◆ Exercise description ◆
Go through the listing below and return each line that includes "optA".

Extracted data START

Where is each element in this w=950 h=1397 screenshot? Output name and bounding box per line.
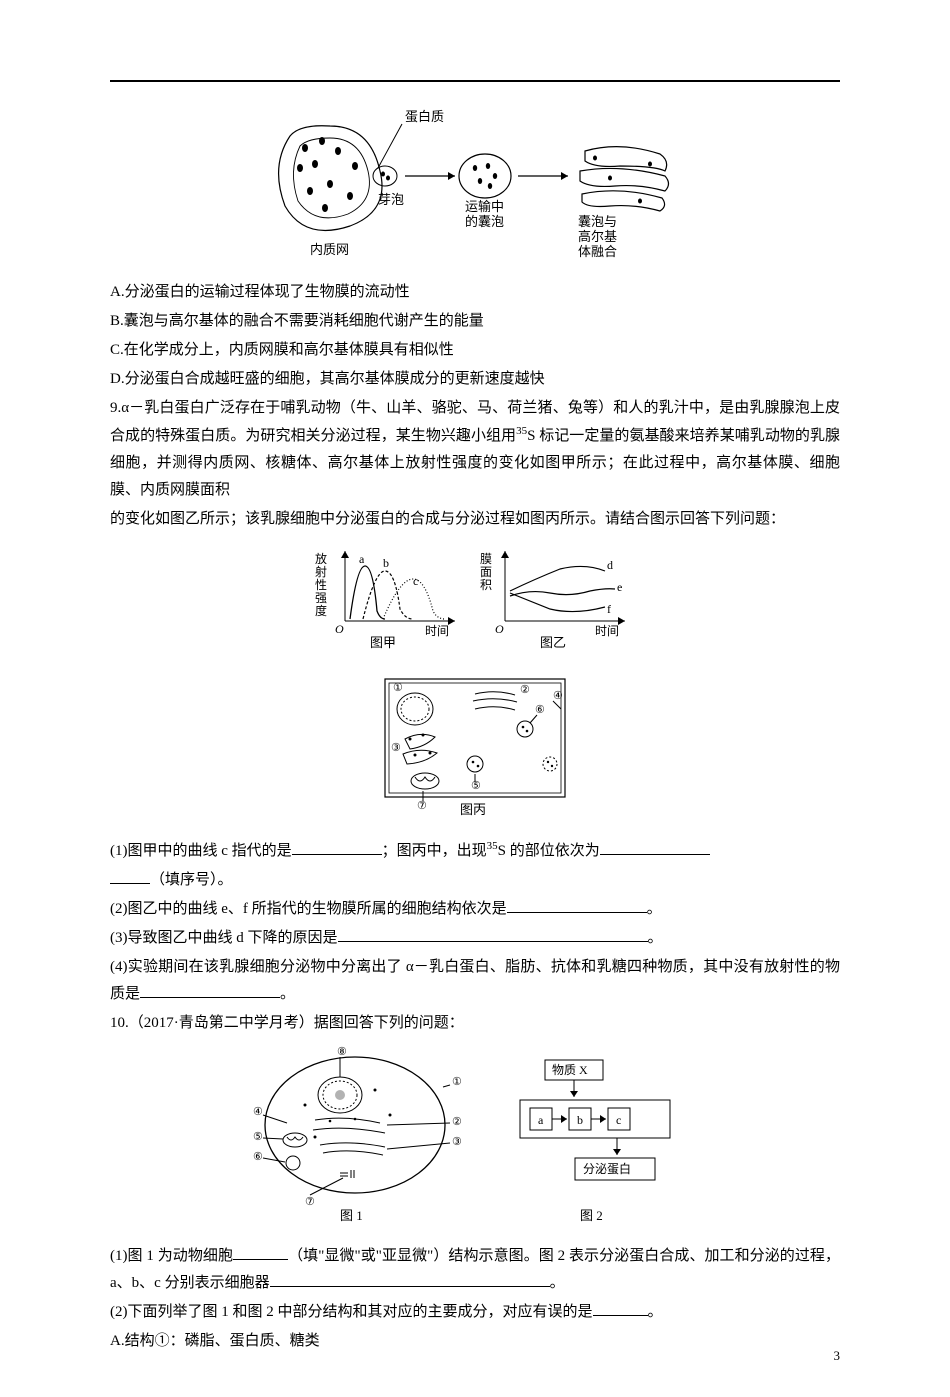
q8-optB: B.囊泡与高尔基体的融合不需要消耗细胞代谢产生的能量 bbox=[110, 308, 840, 335]
svg-text:图 1: 图 1 bbox=[340, 1208, 363, 1223]
svg-text:b: b bbox=[577, 1113, 583, 1127]
fig1-protein: 蛋白质 bbox=[405, 109, 444, 124]
svg-text:e: e bbox=[617, 580, 622, 594]
fig1-vesicle2: 的囊泡 bbox=[465, 214, 504, 229]
svg-text:④: ④ bbox=[553, 690, 563, 702]
svg-text:物质 X: 物质 X bbox=[552, 1063, 588, 1077]
q9-p1: (1)图甲中的曲线 c 指代的是；图丙中，出现35S 的部位依次为 bbox=[110, 837, 840, 865]
page-number: 3 bbox=[834, 1344, 841, 1367]
q8-optC: C.在化学成分上，内质网膜和高尔基体膜具有相似性 bbox=[110, 337, 840, 364]
svg-text:时间: 时间 bbox=[595, 624, 619, 638]
svg-text:图丙: 图丙 bbox=[460, 802, 486, 817]
svg-text:分泌蛋白: 分泌蛋白 bbox=[583, 1161, 631, 1176]
q10-stem: 10.（2017·青岛第二中学月考）据图回答下列的问题： bbox=[110, 1010, 840, 1037]
svg-text:②: ② bbox=[520, 684, 530, 696]
q8-optD: D.分泌蛋白合成越旺盛的细胞，其高尔基体膜成分的更新速度越快 bbox=[110, 366, 840, 393]
svg-text:③: ③ bbox=[391, 742, 401, 754]
q8-figure: 蛋白质 芽泡 运输中 的囊泡 囊泡与 高尔基 体融合 内质网 bbox=[110, 106, 840, 271]
q10-p2: (2)下面列举了图 1 和图 2 中部分结构和其对应的主要成分，对应有误的是。 bbox=[110, 1299, 840, 1326]
svg-text:图 2: 图 2 bbox=[580, 1208, 603, 1223]
svg-text:②: ② bbox=[452, 1116, 462, 1128]
svg-text:⑤: ⑤ bbox=[471, 780, 481, 792]
svg-text:积: 积 bbox=[480, 578, 492, 592]
svg-text:①: ① bbox=[393, 682, 403, 694]
q10-optA: A.结构①：磷脂、蛋白质、糖类 bbox=[110, 1328, 840, 1355]
fig1-fuse3: 体融合 bbox=[578, 244, 617, 259]
svg-text:⑧: ⑧ bbox=[337, 1046, 347, 1058]
svg-text:⑥: ⑥ bbox=[535, 704, 545, 716]
svg-text:时间: 时间 bbox=[425, 624, 449, 638]
svg-text:度: 度 bbox=[315, 603, 327, 618]
fig1-vesicle1: 运输中 bbox=[465, 199, 504, 214]
q9-p4: (4)实验期间在该乳腺细胞分泌物中分离出了 α－乳白蛋白、脂肪、抗体和乳糖四种物… bbox=[110, 954, 840, 1008]
q8-optA: A.分泌蛋白的运输过程体现了生物膜的流动性 bbox=[110, 279, 840, 306]
svg-text:④: ④ bbox=[253, 1106, 263, 1118]
svg-text:⑤: ⑤ bbox=[253, 1131, 263, 1143]
svg-text:强: 强 bbox=[315, 591, 327, 605]
fig1-er: 内质网 bbox=[310, 242, 349, 257]
svg-text:a: a bbox=[359, 552, 365, 566]
svg-text:放: 放 bbox=[315, 551, 327, 566]
q9-stem2: 的变化如图乙所示；该乳腺细胞中分泌蛋白的合成与分泌过程如图丙所示。请结合图示回答… bbox=[110, 506, 840, 533]
fig1-fuse1: 囊泡与 bbox=[578, 214, 617, 229]
fig1-fuse2: 高尔基 bbox=[578, 229, 617, 244]
svg-text:f: f bbox=[607, 602, 611, 616]
svg-text:d: d bbox=[607, 558, 613, 572]
q10-figure: ⑧ ① ② ③ ④ ⑤ bbox=[110, 1045, 840, 1235]
q9-figure-bottom: ① ③ ⑦ ② ⑤ ⑥ bbox=[110, 669, 840, 829]
svg-text:⑦: ⑦ bbox=[417, 800, 427, 812]
svg-text:膜: 膜 bbox=[480, 552, 492, 566]
svg-text:③: ③ bbox=[452, 1136, 462, 1148]
svg-text:c: c bbox=[413, 574, 418, 588]
svg-text:O: O bbox=[495, 622, 504, 636]
q10-p1: (1)图 1 为动物细胞（填"显微"或"亚显微"）结构示意图。图 2 表示分泌蛋… bbox=[110, 1243, 840, 1297]
svg-text:b: b bbox=[383, 556, 389, 570]
svg-text:面: 面 bbox=[480, 565, 492, 579]
svg-text:a: a bbox=[538, 1113, 544, 1127]
svg-text:①: ① bbox=[452, 1076, 462, 1088]
svg-text:射: 射 bbox=[315, 564, 327, 579]
svg-text:性: 性 bbox=[315, 578, 327, 592]
svg-text:c: c bbox=[616, 1113, 621, 1127]
fig1-bud: 芽泡 bbox=[378, 192, 404, 207]
q9-p2: (2)图乙中的曲线 e、f 所指代的生物膜所属的细胞结构依次是。 bbox=[110, 896, 840, 923]
svg-text:O: O bbox=[335, 622, 344, 636]
q9-stem: 9.α－乳白蛋白广泛存在于哺乳动物（牛、山羊、骆驼、马、荷兰猪、兔等）和人的乳汁… bbox=[110, 395, 840, 504]
q9-p3: (3)导致图乙中曲线 d 下降的原因是。 bbox=[110, 925, 840, 952]
svg-text:图乙: 图乙 bbox=[540, 635, 566, 650]
svg-text:图甲: 图甲 bbox=[370, 635, 396, 650]
svg-text:⑥: ⑥ bbox=[253, 1151, 263, 1163]
q9-figure-top: 放 射 性 强 度 O 时间 图甲 a b c 膜 面 积 O 时间 图乙 bbox=[110, 541, 840, 661]
q9-p1d: （填序号）。 bbox=[110, 867, 840, 894]
svg-text:⑦: ⑦ bbox=[305, 1196, 315, 1208]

Extracted data END

◆ Response below ◆
q10-optA: A.结构①：磷脂、蛋白质、糖类 bbox=[110, 1328, 840, 1355]
q8-optA: A.分泌蛋白的运输过程体现了生物膜的流动性 bbox=[110, 279, 840, 306]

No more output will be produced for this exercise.